Task prompt | Without the pictures, output the records below word for word.

Rows |
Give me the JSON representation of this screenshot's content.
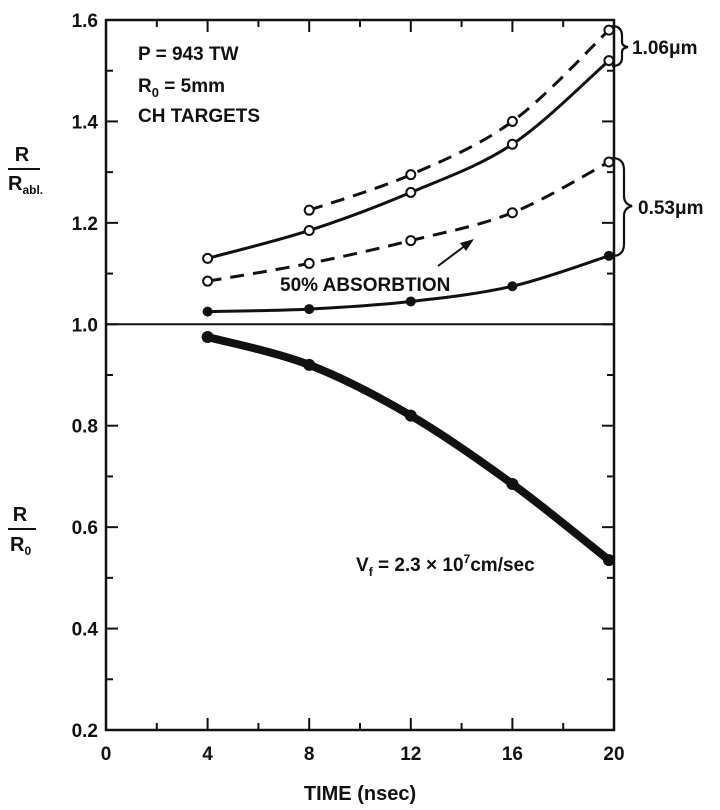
{
  "chart_data": {
    "type": "line",
    "xlabel": "TIME (nsec)",
    "xlim": [
      0,
      20
    ],
    "ylim": [
      0.2,
      1.6
    ],
    "x_ticks": [
      "0",
      "4",
      "8",
      "12",
      "16",
      "20"
    ],
    "y_ticks": [
      "0.2",
      "0.4",
      "0.6",
      "0.8",
      "1.0",
      "1.2",
      "1.4",
      "1.6"
    ],
    "ylabel_upper": {
      "num": "R",
      "den": "R",
      "den_sub": "abl."
    },
    "ylabel_lower": {
      "num": "R",
      "den": "R",
      "den_sub": "0"
    },
    "params": {
      "line1": "P = 943 TW",
      "line2_main": "R",
      "line2_sub": "0",
      "line2_rest": " = 5mm",
      "line3": "CH TARGETS"
    },
    "annotations": {
      "wl_106": "1.06μm",
      "wl_053": "0.53μm",
      "absorption": "50% ABSORBTION",
      "velocity_main": "V",
      "velocity_sub": "f",
      "velocity_mid": " = 2.3 × 10",
      "velocity_sup": "7",
      "velocity_end": "cm/sec"
    },
    "reference_line": 1.0,
    "series": [
      {
        "style": "dashed",
        "marker": "open",
        "x": [
          8,
          12,
          16,
          19.8
        ],
        "y": [
          1.225,
          1.295,
          1.4,
          1.58
        ]
      },
      {
        "style": "solid",
        "marker": "open",
        "x": [
          4,
          8,
          12,
          16,
          19.8
        ],
        "y": [
          1.13,
          1.185,
          1.26,
          1.355,
          1.52
        ]
      },
      {
        "style": "dashed",
        "marker": "open",
        "x": [
          4,
          8,
          12,
          16,
          19.8
        ],
        "y": [
          1.085,
          1.12,
          1.165,
          1.22,
          1.32
        ]
      },
      {
        "style": "solid",
        "marker": "filled",
        "x": [
          4,
          8,
          12,
          16,
          19.8
        ],
        "y": [
          1.025,
          1.03,
          1.045,
          1.075,
          1.135
        ]
      },
      {
        "style": "thick",
        "marker": "filled",
        "x": [
          4,
          8,
          12,
          16,
          19.8
        ],
        "y": [
          0.975,
          0.92,
          0.82,
          0.685,
          0.535
        ]
      }
    ]
  }
}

Written solution |
Give me the JSON representation of this screenshot's content.
{
  "chart_data": {
    "type": "line",
    "xlabel": "TIME (nsec)",
    "xlim": [
      0,
      20
    ],
    "ylim": [
      0.2,
      1.6
    ],
    "x_ticks": [
      "0",
      "4",
      "8",
      "12",
      "16",
      "20"
    ],
    "y_ticks": [
      "0.2",
      "0.4",
      "0.6",
      "0.8",
      "1.0",
      "1.2",
      "1.4",
      "1.6"
    ],
    "ylabel_upper": {
      "num": "R",
      "den": "R",
      "den_sub": "abl."
    },
    "ylabel_lower": {
      "num": "R",
      "den": "R",
      "den_sub": "0"
    },
    "params": {
      "line1": "P = 943 TW",
      "line2_main": "R",
      "line2_sub": "0",
      "line2_rest": " = 5mm",
      "line3": "CH TARGETS"
    },
    "annotations": {
      "wl_106": "1.06μm",
      "wl_053": "0.53μm",
      "absorption": "50% ABSORBTION",
      "velocity_main": "V",
      "velocity_sub": "f",
      "velocity_mid": " = 2.3 × 10",
      "velocity_sup": "7",
      "velocity_end": "cm/sec"
    },
    "reference_line": 1.0,
    "series": [
      {
        "style": "dashed",
        "marker": "open",
        "x": [
          8,
          12,
          16,
          19.8
        ],
        "y": [
          1.225,
          1.295,
          1.4,
          1.58
        ]
      },
      {
        "style": "solid",
        "marker": "open",
        "x": [
          4,
          8,
          12,
          16,
          19.8
        ],
        "y": [
          1.13,
          1.185,
          1.26,
          1.355,
          1.52
        ]
      },
      {
        "style": "dashed",
        "marker": "open",
        "x": [
          4,
          8,
          12,
          16,
          19.8
        ],
        "y": [
          1.085,
          1.12,
          1.165,
          1.22,
          1.32
        ]
      },
      {
        "style": "solid",
        "marker": "filled",
        "x": [
          4,
          8,
          12,
          16,
          19.8
        ],
        "y": [
          1.025,
          1.03,
          1.045,
          1.075,
          1.135
        ]
      },
      {
        "style": "thick",
        "marker": "filled",
        "x": [
          4,
          8,
          12,
          16,
          19.8
        ],
        "y": [
          0.975,
          0.92,
          0.82,
          0.685,
          0.535
        ]
      }
    ]
  }
}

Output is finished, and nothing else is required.